==== PROVIDED INFORMATION ====
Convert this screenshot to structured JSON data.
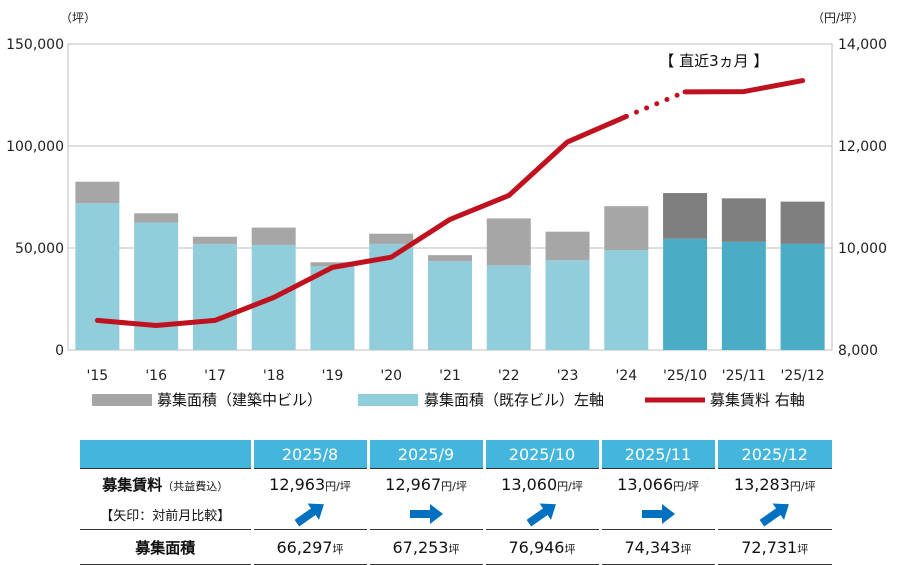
{
  "chart_data": {
    "type": "bar+line",
    "categories": [
      "'15",
      "'16",
      "'17",
      "'18",
      "'19",
      "'20",
      "'21",
      "'22",
      "'23",
      "'24",
      "'25/10",
      "'25/11",
      "'25/12"
    ],
    "series": [
      {
        "name": "募集面積（既存ビル）左軸",
        "axis": "left",
        "kind": "bar-stack-bottom",
        "values": [
          72000,
          62500,
          52000,
          51500,
          41000,
          52000,
          43500,
          41500,
          44000,
          49000,
          54500,
          53000,
          52000
        ]
      },
      {
        "name": "募集面積（建築中ビル）",
        "axis": "left",
        "kind": "bar-stack-top",
        "values": [
          10500,
          4500,
          3500,
          8500,
          2000,
          5000,
          3000,
          23000,
          14000,
          21500,
          22446,
          21343,
          20731
        ]
      },
      {
        "name": "募集賃料 右軸",
        "axis": "right",
        "kind": "line",
        "values": [
          8580,
          8480,
          8580,
          9030,
          9620,
          9820,
          10560,
          11030,
          12080,
          12580,
          13060,
          13066,
          13283
        ]
      }
    ],
    "left_axis": {
      "unit": "（坪）",
      "ylim": [
        0,
        150000
      ],
      "ticks": [
        "0",
        "50,000",
        "100,000",
        "150,000"
      ],
      "tick_values": [
        0,
        50000,
        100000,
        150000
      ]
    },
    "right_axis": {
      "unit": "（円/坪）",
      "ylim": [
        8000,
        14000
      ],
      "ticks": [
        "8,000",
        "10,000",
        "12,000",
        "14,000"
      ],
      "tick_values": [
        8000,
        10000,
        12000,
        14000
      ]
    },
    "annotation": "【 直近3ヵ月 】",
    "legend": [
      {
        "label": "募集面積（建築中ビル）",
        "color": "#a6a6a6"
      },
      {
        "label": "募集面積（既存ビル）左軸",
        "color": "#92cddc"
      },
      {
        "label": "募集賃料 右軸",
        "color": "#c0111f"
      }
    ],
    "colors": {
      "existing": "#92cddc",
      "construction": "#a6a6a6",
      "existing_recent": "#4bacc6",
      "construction_recent": "#7f7f7f",
      "line": "#c0111f",
      "grid": "#bfbfbf"
    }
  },
  "table": {
    "months": [
      "2025/8",
      "2025/9",
      "2025/10",
      "2025/11",
      "2025/12"
    ],
    "rent_label": "募集賃料",
    "rent_label_note": "（共益費込）",
    "arrow_label": "【矢印：対前月比較】",
    "area_label": "募集面積",
    "rent_values": [
      "12,963",
      "12,967",
      "13,060",
      "13,066",
      "13,283"
    ],
    "rent_unit": "円/坪",
    "arrows": [
      "up",
      "flat",
      "up",
      "flat",
      "up"
    ],
    "area_values": [
      "66,297",
      "67,253",
      "76,946",
      "74,343",
      "72,731"
    ],
    "area_unit": "坪",
    "header_color": "#44b6dd",
    "arrow_color": "#0070c0"
  }
}
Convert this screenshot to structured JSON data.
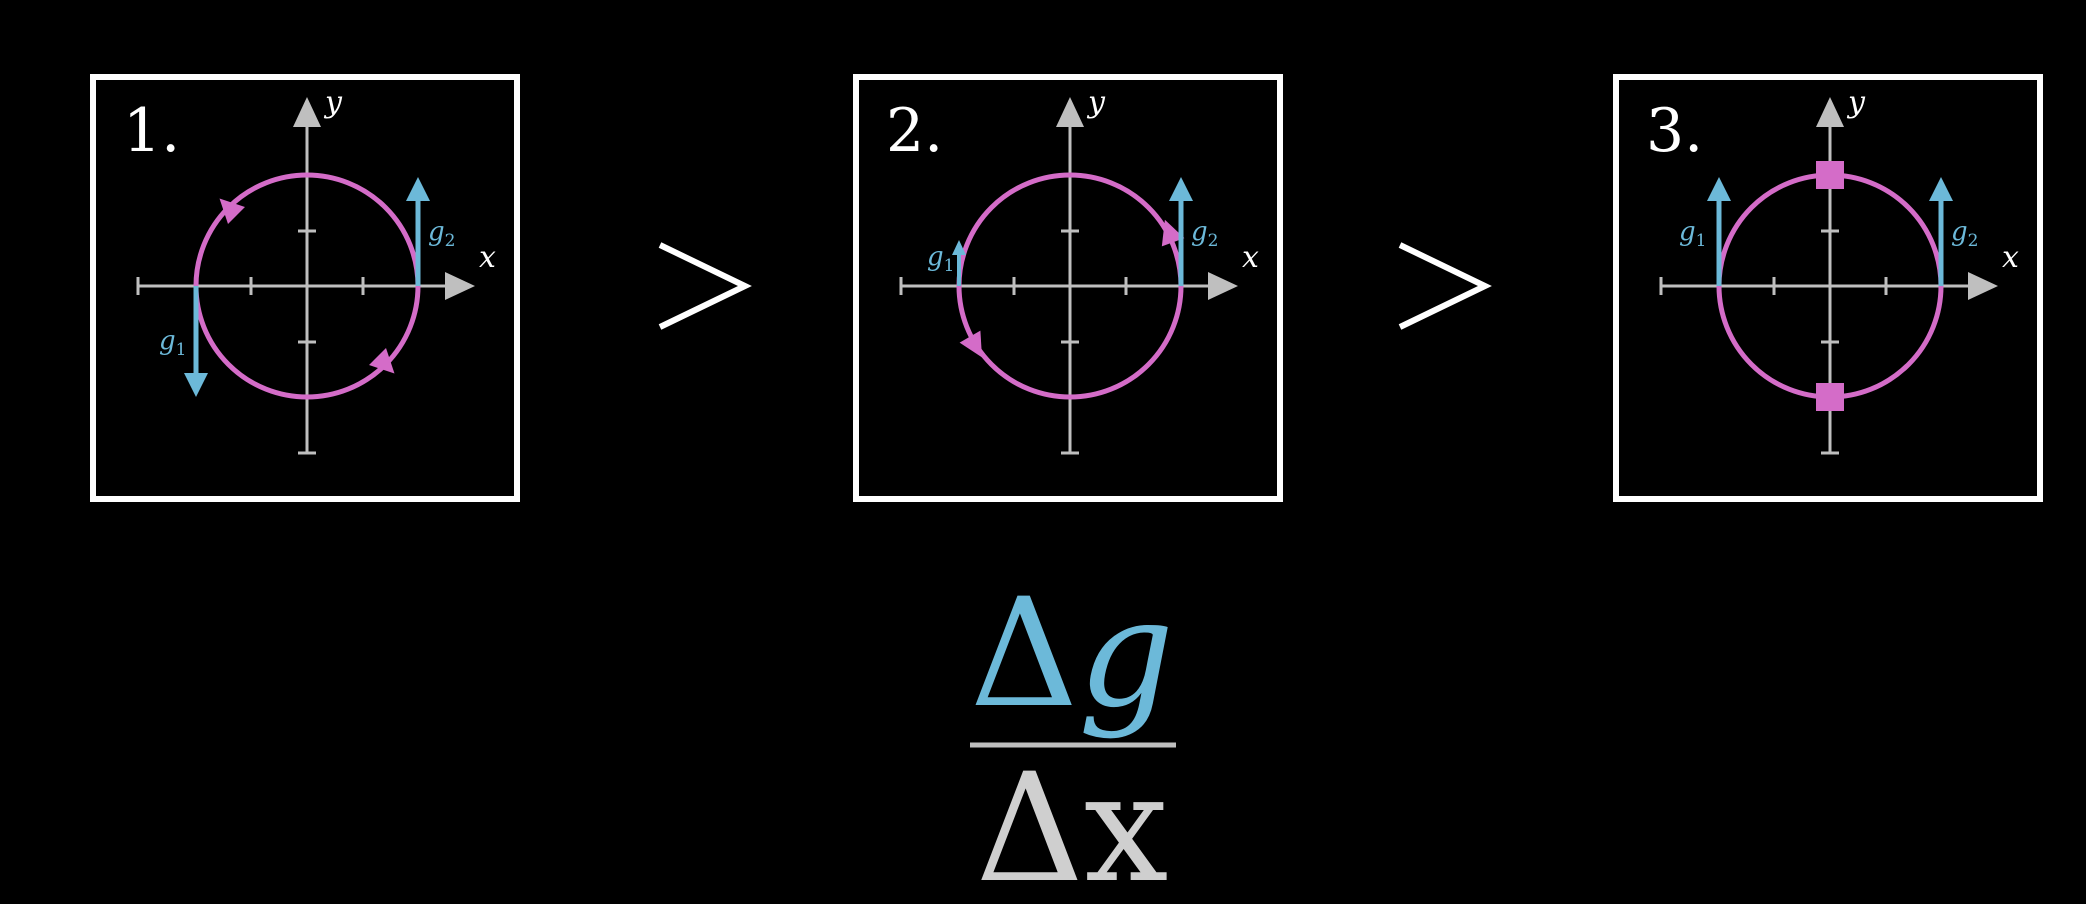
{
  "panels": [
    {
      "number": "1.",
      "x_label": "x",
      "y_label": "y",
      "g1": {
        "label": "g",
        "sub": "1",
        "direction": "down"
      },
      "g2": {
        "label": "g",
        "sub": "2",
        "direction": "up"
      },
      "circulation": "counterclockwise"
    },
    {
      "number": "2.",
      "x_label": "x",
      "y_label": "y",
      "g1": {
        "label": "g",
        "sub": "1",
        "direction": "up",
        "magnitude": "small"
      },
      "g2": {
        "label": "g",
        "sub": "2",
        "direction": "up"
      },
      "circulation": "counterclockwise"
    },
    {
      "number": "3.",
      "x_label": "x",
      "y_label": "y",
      "g1": {
        "label": "g",
        "sub": "1",
        "direction": "up"
      },
      "g2": {
        "label": "g",
        "sub": "2",
        "direction": "up"
      },
      "circulation": "none"
    }
  ],
  "comparisons": [
    ">",
    ">"
  ],
  "formula": {
    "numerator": "Δg",
    "numerator_delta": "Δ",
    "numerator_var": "g",
    "denominator": "Δx"
  },
  "colors": {
    "circle": "#d46cc8",
    "vector": "#6cb9d9",
    "axis": "#bfbfbf",
    "frame": "#ffffff",
    "background": "#000000"
  }
}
====
Output all of the records exactly as they appear above, but not the pictures.

Convert this screenshot to structured JSON data.
{
  "chart_data": {
    "type": "bar+line",
    "categories": [
      "'15",
      "'16",
      "'17",
      "'18",
      "'19",
      "'20",
      "'21",
      "'22",
      "'23",
      "'24",
      "'25/10",
      "'25/11",
      "'25/12"
    ],
    "series": [
      {
        "name": "募集面積（既存ビル）左軸",
        "axis": "left",
        "kind": "bar-stack-bottom",
        "values": [
          72000,
          62500,
          52000,
          51500,
          41000,
          52000,
          43500,
          41500,
          44000,
          49000,
          54500,
          53000,
          52000
        ]
      },
      {
        "name": "募集面積（建築中ビル）",
        "axis": "left",
        "kind": "bar-stack-top",
        "values": [
          10500,
          4500,
          3500,
          8500,
          2000,
          5000,
          3000,
          23000,
          14000,
          21500,
          22446,
          21343,
          20731
        ]
      },
      {
        "name": "募集賃料 右軸",
        "axis": "right",
        "kind": "line",
        "values": [
          8580,
          8480,
          8580,
          9030,
          9620,
          9820,
          10560,
          11030,
          12080,
          12580,
          13060,
          13066,
          13283
        ]
      }
    ],
    "left_axis": {
      "unit": "（坪）",
      "ylim": [
        0,
        150000
      ],
      "ticks": [
        "0",
        "50,000",
        "100,000",
        "150,000"
      ],
      "tick_values": [
        0,
        50000,
        100000,
        150000
      ]
    },
    "right_axis": {
      "unit": "（円/坪）",
      "ylim": [
        8000,
        14000
      ],
      "ticks": [
        "8,000",
        "10,000",
        "12,000",
        "14,000"
      ],
      "tick_values": [
        8000,
        10000,
        12000,
        14000
      ]
    },
    "annotation": "【 直近3ヵ月 】",
    "legend": [
      {
        "label": "募集面積（建築中ビル）",
        "color": "#a6a6a6"
      },
      {
        "label": "募集面積（既存ビル）左軸",
        "color": "#92cddc"
      },
      {
        "label": "募集賃料 右軸",
        "color": "#c0111f"
      }
    ],
    "colors": {
      "existing": "#92cddc",
      "construction": "#a6a6a6",
      "existing_recent": "#4bacc6",
      "construction_recent": "#7f7f7f",
      "line": "#c0111f",
      "grid": "#bfbfbf"
    }
  },
  "table": {
    "months": [
      "2025/8",
      "2025/9",
      "2025/10",
      "2025/11",
      "2025/12"
    ],
    "rent_label": "募集賃料",
    "rent_label_note": "（共益費込）",
    "arrow_label": "【矢印：対前月比較】",
    "area_label": "募集面積",
    "rent_values": [
      "12,963",
      "12,967",
      "13,060",
      "13,066",
      "13,283"
    ],
    "rent_unit": "円/坪",
    "arrows": [
      "up",
      "flat",
      "up",
      "flat",
      "up"
    ],
    "area_values": [
      "66,297",
      "67,253",
      "76,946",
      "74,343",
      "72,731"
    ],
    "area_unit": "坪",
    "header_color": "#44b6dd",
    "arrow_color": "#0070c0"
  }
}
Convert this screenshot to structured JSON data.
{
  "panels": [
    {
      "number": "1.",
      "x_label": "x",
      "y_label": "y",
      "g1": {
        "label": "g",
        "sub": "1",
        "direction": "down"
      },
      "g2": {
        "label": "g",
        "sub": "2",
        "direction": "up"
      },
      "circulation": "counterclockwise"
    },
    {
      "number": "2.",
      "x_label": "x",
      "y_label": "y",
      "g1": {
        "label": "g",
        "sub": "1",
        "direction": "up",
        "magnitude": "small"
      },
      "g2": {
        "label": "g",
        "sub": "2",
        "direction": "up"
      },
      "circulation": "counterclockwise"
    },
    {
      "number": "3.",
      "x_label": "x",
      "y_label": "y",
      "g1": {
        "label": "g",
        "sub": "1",
        "direction": "up"
      },
      "g2": {
        "label": "g",
        "sub": "2",
        "direction": "up"
      },
      "circulation": "none"
    }
  ],
  "comparisons": [
    ">",
    ">"
  ],
  "formula": {
    "numerator": "Δg",
    "numerator_delta": "Δ",
    "numerator_var": "g",
    "denominator": "Δx"
  },
  "colors": {
    "circle": "#d46cc8",
    "vector": "#6cb9d9",
    "axis": "#bfbfbf",
    "frame": "#ffffff",
    "background": "#000000"
  }
}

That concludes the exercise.